Problem to work on>
Would you pull out every line of the material that contains the string "actividades"?

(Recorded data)
————

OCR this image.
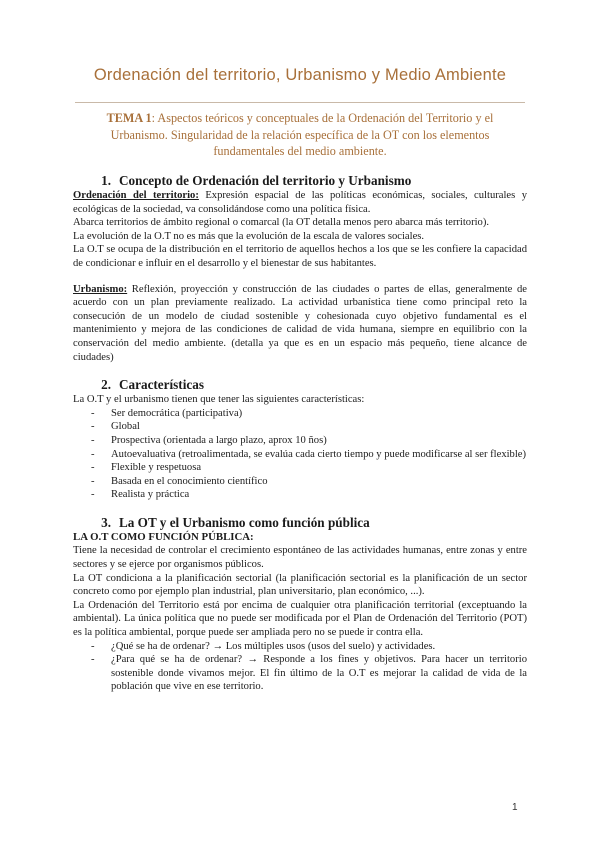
Ordenación del territorio, Urbanismo y Medio Ambiente
TEMA 1: Aspectos teóricos y conceptuales de la Ordenación del Territorio y el Urbanismo. Singularidad de la relación específica de la OT con los elementos fundamentales del medio ambiente.
1. Concepto de Ordenación del territorio y Urbanismo

Ordenación del territorio: Expresión espacial de las políticas económicas, sociales, culturales y ecológicas de la sociedad, va consolidándose como una política física.

Abarca territorios de ámbito regional o comarcal (la OT detalla menos pero abarca más territorio).

La evolución de la O.T no es más que la evolución de la escala de valores sociales.

La O.T se ocupa de la distribución en el territorio de aquellos hechos a los que se les confiere la capacidad de condicionar e influir en el desarrollo y el bienestar de sus habitantes.

Urbanismo: Reflexión, proyección y construcción de las ciudades o partes de ellas, generalmente de acuerdo con un plan previamente realizado. La actividad urbanística tiene como principal reto la consecución de un modelo de ciudad sostenible y cohesionada cuyo objetivo fundamental es el mantenimiento y mejora de las condiciones de calidad de vida humana, siempre en equilibrio con la conservación del medio ambiente. (detalla ya que es en un espacio más pequeño, tiene alcance de ciudades)

2. Características

La O.T y el urbanismo tienen que tener las siguientes características:

- Ser democrática (participativa)
- Global
- Prospectiva (orientada a largo plazo, aprox 10 ños)
- Autoevaluativa (retroalimentada, se evalúa cada cierto tiempo y puede modificarse al ser flexible)
- Flexible y respetuosa
- Basada en el conocimiento científico
- Realista y práctica
3. La OT y el Urbanismo como función pública

LA O.T COMO FUNCIÓN PÚBLICA:

Tiene la necesidad de controlar el crecimiento espontáneo de las actividades humanas, entre zonas y entre sectores y se ejerce por organismos públicos.

La OT condiciona a la planificación sectorial (la planificación sectorial es la planificación de un sector concreto como por ejemplo plan industrial, plan universitario, plan económico, ...).

La Ordenación del Territorio está por encima de cualquier otra planificación territorial (exceptuando la ambiental). La única política que no puede ser modificada por el Plan de Ordenación del Territorio (POT) es la política ambiental, porque puede ser ampliada pero no se puede ir contra ella.

- ¿Qué se ha de ordenar? → Los múltiples usos (usos del suelo) y actividades.
- ¿Para qué se ha de ordenar? → Responde a los fines y objetivos. Para hacer un territorio sostenible donde vivamos mejor. El fin último de la O.T es mejorar la calidad de vida de la población que vive en ese territorio.
1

————

Output of the task>
Tiene la necesidad de controlar el crecimiento espontáneo de las actividades humanas, entre zonas y entre sectores y se ejerce por organismos públicos.
- ¿Qué se ha de ordenar? → Los múltiples usos (usos del suelo) y actividades.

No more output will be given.